Stored records:
#####
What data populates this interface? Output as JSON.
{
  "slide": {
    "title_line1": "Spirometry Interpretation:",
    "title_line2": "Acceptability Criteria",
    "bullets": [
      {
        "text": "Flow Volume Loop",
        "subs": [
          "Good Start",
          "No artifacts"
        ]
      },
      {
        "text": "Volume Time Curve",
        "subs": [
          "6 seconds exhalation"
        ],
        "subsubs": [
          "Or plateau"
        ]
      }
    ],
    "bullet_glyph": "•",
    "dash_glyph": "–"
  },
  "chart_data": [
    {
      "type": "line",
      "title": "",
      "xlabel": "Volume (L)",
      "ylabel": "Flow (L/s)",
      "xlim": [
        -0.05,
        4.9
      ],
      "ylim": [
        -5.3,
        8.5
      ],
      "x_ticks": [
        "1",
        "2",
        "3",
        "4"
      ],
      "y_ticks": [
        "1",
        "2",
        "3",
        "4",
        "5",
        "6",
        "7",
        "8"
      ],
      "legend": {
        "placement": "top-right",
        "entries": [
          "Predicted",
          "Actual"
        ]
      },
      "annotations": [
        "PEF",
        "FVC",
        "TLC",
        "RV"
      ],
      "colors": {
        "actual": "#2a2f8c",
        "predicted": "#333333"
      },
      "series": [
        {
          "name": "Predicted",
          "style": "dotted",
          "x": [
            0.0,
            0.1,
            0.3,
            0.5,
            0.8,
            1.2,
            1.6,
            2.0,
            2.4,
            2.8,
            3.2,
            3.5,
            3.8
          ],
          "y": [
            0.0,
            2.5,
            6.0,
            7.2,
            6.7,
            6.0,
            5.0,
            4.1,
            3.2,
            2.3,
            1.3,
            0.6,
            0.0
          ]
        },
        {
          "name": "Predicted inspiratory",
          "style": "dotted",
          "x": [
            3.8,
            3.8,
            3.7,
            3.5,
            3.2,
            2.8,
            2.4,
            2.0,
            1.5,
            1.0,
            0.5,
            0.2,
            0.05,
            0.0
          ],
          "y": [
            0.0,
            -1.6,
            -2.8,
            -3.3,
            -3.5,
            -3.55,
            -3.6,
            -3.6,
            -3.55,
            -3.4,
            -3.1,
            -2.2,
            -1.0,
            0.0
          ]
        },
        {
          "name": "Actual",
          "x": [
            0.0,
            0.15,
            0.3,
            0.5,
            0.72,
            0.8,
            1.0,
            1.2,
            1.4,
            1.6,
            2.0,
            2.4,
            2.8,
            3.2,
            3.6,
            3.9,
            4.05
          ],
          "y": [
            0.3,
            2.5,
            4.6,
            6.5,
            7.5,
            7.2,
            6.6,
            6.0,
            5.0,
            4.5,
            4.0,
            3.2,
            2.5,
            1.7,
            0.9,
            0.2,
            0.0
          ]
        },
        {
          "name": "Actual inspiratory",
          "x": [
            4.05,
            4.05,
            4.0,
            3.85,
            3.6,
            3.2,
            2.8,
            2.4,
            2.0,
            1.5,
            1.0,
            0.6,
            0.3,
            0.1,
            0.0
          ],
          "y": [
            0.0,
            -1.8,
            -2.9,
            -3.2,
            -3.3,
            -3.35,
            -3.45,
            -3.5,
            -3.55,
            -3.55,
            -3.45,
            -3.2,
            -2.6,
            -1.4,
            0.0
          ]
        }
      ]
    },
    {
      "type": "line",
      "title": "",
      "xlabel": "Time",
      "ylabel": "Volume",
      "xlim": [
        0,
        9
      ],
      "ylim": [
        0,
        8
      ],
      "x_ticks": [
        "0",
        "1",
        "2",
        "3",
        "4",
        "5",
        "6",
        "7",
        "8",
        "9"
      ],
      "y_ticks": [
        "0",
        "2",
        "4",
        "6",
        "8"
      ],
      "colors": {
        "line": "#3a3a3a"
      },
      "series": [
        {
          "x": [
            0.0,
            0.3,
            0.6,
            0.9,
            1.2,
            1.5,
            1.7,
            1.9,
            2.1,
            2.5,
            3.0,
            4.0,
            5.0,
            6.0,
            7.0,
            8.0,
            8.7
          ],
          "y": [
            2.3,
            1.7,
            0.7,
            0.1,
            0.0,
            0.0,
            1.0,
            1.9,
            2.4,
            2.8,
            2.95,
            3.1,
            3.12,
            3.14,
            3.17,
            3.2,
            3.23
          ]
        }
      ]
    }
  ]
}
#####
What to produce: Reproduce the complete data exactly as presented above.

Answer in full:
What data populates this interface? Output as JSON.
{
  "slide": {
    "title_line1": "Spirometry Interpretation:",
    "title_line2": "Acceptability Criteria",
    "bullets": [
      {
        "text": "Flow Volume Loop",
        "subs": [
          "Good Start",
          "No artifacts"
        ]
      },
      {
        "text": "Volume Time Curve",
        "subs": [
          "6 seconds exhalation"
        ],
        "subsubs": [
          "Or plateau"
        ]
      }
    ],
    "bullet_glyph": "•",
    "dash_glyph": "–"
  },
  "chart_data": [
    {
      "type": "line",
      "title": "",
      "xlabel": "Volume (L)",
      "ylabel": "Flow (L/s)",
      "xlim": [
        -0.05,
        4.9
      ],
      "ylim": [
        -5.3,
        8.5
      ],
      "x_ticks": [
        "1",
        "2",
        "3",
        "4"
      ],
      "y_ticks": [
        "1",
        "2",
        "3",
        "4",
        "5",
        "6",
        "7",
        "8"
      ],
      "legend": {
        "placement": "top-right",
        "entries": [
          "Predicted",
          "Actual"
        ]
      },
      "annotations": [
        "PEF",
        "FVC",
        "TLC",
        "RV"
      ],
      "colors": {
        "actual": "#2a2f8c",
        "predicted": "#333333"
      },
      "series": [
        {
          "name": "Predicted",
          "style": "dotted",
          "x": [
            0.0,
            0.1,
            0.3,
            0.5,
            0.8,
            1.2,
            1.6,
            2.0,
            2.4,
            2.8,
            3.2,
            3.5,
            3.8
          ],
          "y": [
            0.0,
            2.5,
            6.0,
            7.2,
            6.7,
            6.0,
            5.0,
            4.1,
            3.2,
            2.3,
            1.3,
            0.6,
            0.0
          ]
        },
        {
          "name": "Predicted inspiratory",
          "style": "dotted",
          "x": [
            3.8,
            3.8,
            3.7,
            3.5,
            3.2,
            2.8,
            2.4,
            2.0,
            1.5,
            1.0,
            0.5,
            0.2,
            0.05,
            0.0
          ],
          "y": [
            0.0,
            -1.6,
            -2.8,
            -3.3,
            -3.5,
            -3.55,
            -3.6,
            -3.6,
            -3.55,
            -3.4,
            -3.1,
            -2.2,
            -1.0,
            0.0
          ]
        },
        {
          "name": "Actual",
          "x": [
            0.0,
            0.15,
            0.3,
            0.5,
            0.72,
            0.8,
            1.0,
            1.2,
            1.4,
            1.6,
            2.0,
            2.4,
            2.8,
            3.2,
            3.6,
            3.9,
            4.05
          ],
          "y": [
            0.3,
            2.5,
            4.6,
            6.5,
            7.5,
            7.2,
            6.6,
            6.0,
            5.0,
            4.5,
            4.0,
            3.2,
            2.5,
            1.7,
            0.9,
            0.2,
            0.0
          ]
        },
        {
          "name": "Actual inspiratory",
          "x": [
            4.05,
            4.05,
            4.0,
            3.85,
            3.6,
            3.2,
            2.8,
            2.4,
            2.0,
            1.5,
            1.0,
            0.6,
            0.3,
            0.1,
            0.0
          ],
          "y": [
            0.0,
            -1.8,
            -2.9,
            -3.2,
            -3.3,
            -3.35,
            -3.45,
            -3.5,
            -3.55,
            -3.55,
            -3.45,
            -3.2,
            -2.6,
            -1.4,
            0.0
          ]
        }
      ]
    },
    {
      "type": "line",
      "title": "",
      "xlabel": "Time",
      "ylabel": "Volume",
      "xlim": [
        0,
        9
      ],
      "ylim": [
        0,
        8
      ],
      "x_ticks": [
        "0",
        "1",
        "2",
        "3",
        "4",
        "5",
        "6",
        "7",
        "8",
        "9"
      ],
      "y_ticks": [
        "0",
        "2",
        "4",
        "6",
        "8"
      ],
      "colors": {
        "line": "#3a3a3a"
      },
      "series": [
        {
          "x": [
            0.0,
            0.3,
            0.6,
            0.9,
            1.2,
            1.5,
            1.7,
            1.9,
            2.1,
            2.5,
            3.0,
            4.0,
            5.0,
            6.0,
            7.0,
            8.0,
            8.7
          ],
          "y": [
            2.3,
            1.7,
            0.7,
            0.1,
            0.0,
            0.0,
            1.0,
            1.9,
            2.4,
            2.8,
            2.95,
            3.1,
            3.12,
            3.14,
            3.17,
            3.2,
            3.23
          ]
        }
      ]
    }
  ]
}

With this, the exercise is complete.